Given exercise>
Verbatim output of all the material below is required.

Supplied records>

☆ ☆ ☆

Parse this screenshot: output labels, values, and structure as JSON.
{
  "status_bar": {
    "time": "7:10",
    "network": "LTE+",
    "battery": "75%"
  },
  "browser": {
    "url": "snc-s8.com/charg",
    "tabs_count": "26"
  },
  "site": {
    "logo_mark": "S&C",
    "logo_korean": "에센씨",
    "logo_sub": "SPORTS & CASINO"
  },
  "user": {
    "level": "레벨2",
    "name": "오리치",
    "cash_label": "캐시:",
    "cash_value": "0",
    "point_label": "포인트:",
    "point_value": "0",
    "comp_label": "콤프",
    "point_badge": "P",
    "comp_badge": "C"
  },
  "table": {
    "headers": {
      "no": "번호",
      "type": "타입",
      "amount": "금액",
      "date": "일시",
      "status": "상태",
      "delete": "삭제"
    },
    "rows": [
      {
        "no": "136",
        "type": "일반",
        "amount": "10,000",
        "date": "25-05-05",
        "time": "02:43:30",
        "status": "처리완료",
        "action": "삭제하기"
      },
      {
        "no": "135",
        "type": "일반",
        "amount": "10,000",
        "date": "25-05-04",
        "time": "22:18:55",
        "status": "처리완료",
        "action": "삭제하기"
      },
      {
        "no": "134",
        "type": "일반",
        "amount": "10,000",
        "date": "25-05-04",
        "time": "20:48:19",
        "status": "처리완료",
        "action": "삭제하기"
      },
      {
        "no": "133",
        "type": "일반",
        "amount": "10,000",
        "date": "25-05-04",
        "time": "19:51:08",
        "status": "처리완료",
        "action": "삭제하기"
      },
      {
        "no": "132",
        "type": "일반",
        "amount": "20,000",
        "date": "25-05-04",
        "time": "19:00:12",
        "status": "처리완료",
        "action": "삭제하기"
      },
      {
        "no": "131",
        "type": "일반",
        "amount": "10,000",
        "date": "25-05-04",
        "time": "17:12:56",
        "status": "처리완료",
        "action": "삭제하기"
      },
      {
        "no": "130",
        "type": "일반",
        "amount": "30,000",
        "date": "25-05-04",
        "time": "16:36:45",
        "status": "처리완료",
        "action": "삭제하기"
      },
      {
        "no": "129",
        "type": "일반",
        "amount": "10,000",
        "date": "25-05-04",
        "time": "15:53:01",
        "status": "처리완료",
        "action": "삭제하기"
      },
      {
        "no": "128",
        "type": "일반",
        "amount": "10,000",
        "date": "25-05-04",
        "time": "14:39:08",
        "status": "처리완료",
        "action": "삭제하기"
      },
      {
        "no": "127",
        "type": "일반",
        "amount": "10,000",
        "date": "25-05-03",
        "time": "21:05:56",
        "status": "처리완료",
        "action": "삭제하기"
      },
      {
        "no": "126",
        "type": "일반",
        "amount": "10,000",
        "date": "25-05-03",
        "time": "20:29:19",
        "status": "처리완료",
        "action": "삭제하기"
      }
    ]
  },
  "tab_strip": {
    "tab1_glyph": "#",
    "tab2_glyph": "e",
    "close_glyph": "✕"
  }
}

☆ ☆ ☆

Result of this exercise>
Parse this screenshot: output labels, values, and structure as JSON.
{
  "status_bar": {
    "time": "7:10",
    "network": "LTE+",
    "battery": "75%"
  },
  "browser": {
    "url": "snc-s8.com/charg",
    "tabs_count": "26"
  },
  "site": {
    "logo_mark": "S&C",
    "logo_korean": "에센씨",
    "logo_sub": "SPORTS & CASINO"
  },
  "user": {
    "level": "레벨2",
    "name": "오리치",
    "cash_label": "캐시:",
    "cash_value": "0",
    "point_label": "포인트:",
    "point_value": "0",
    "comp_label": "콤프",
    "point_badge": "P",
    "comp_badge": "C"
  },
  "table": {
    "headers": {
      "no": "번호",
      "type": "타입",
      "amount": "금액",
      "date": "일시",
      "status": "상태",
      "delete": "삭제"
    },
    "rows": [
      {
        "no": "136",
        "type": "일반",
        "amount": "10,000",
        "date": "25-05-05",
        "time": "02:43:30",
        "status": "처리완료",
        "action": "삭제하기"
      },
      {
        "no": "135",
        "type": "일반",
        "amount": "10,000",
        "date": "25-05-04",
        "time": "22:18:55",
        "status": "처리완료",
        "action": "삭제하기"
      },
      {
        "no": "134",
        "type": "일반",
        "amount": "10,000",
        "date": "25-05-04",
        "time": "20:48:19",
        "status": "처리완료",
        "action": "삭제하기"
      },
      {
        "no": "133",
        "type": "일반",
        "amount": "10,000",
        "date": "25-05-04",
        "time": "19:51:08",
        "status": "처리완료",
        "action": "삭제하기"
      },
      {
        "no": "132",
        "type": "일반",
        "amount": "20,000",
        "date": "25-05-04",
        "time": "19:00:12",
        "status": "처리완료",
        "action": "삭제하기"
      },
      {
        "no": "131",
        "type": "일반",
        "amount": "10,000",
        "date": "25-05-04",
        "time": "17:12:56",
        "status": "처리완료",
        "action": "삭제하기"
      },
      {
        "no": "130",
        "type": "일반",
        "amount": "30,000",
        "date": "25-05-04",
        "time": "16:36:45",
        "status": "처리완료",
        "action": "삭제하기"
      },
      {
        "no": "129",
        "type": "일반",
        "amount": "10,000",
        "date": "25-05-04",
        "time": "15:53:01",
        "status": "처리완료",
        "action": "삭제하기"
      },
      {
        "no": "128",
        "type": "일반",
        "amount": "10,000",
        "date": "25-05-04",
        "time": "14:39:08",
        "status": "처리완료",
        "action": "삭제하기"
      },
      {
        "no": "127",
        "type": "일반",
        "amount": "10,000",
        "date": "25-05-03",
        "time": "21:05:56",
        "status": "처리완료",
        "action": "삭제하기"
      },
      {
        "no": "126",
        "type": "일반",
        "amount": "10,000",
        "date": "25-05-03",
        "time": "20:29:19",
        "status": "처리완료",
        "action": "삭제하기"
      }
    ]
  },
  "tab_strip": {
    "tab1_glyph": "#",
    "tab2_glyph": "e",
    "close_glyph": "✕"
  }
}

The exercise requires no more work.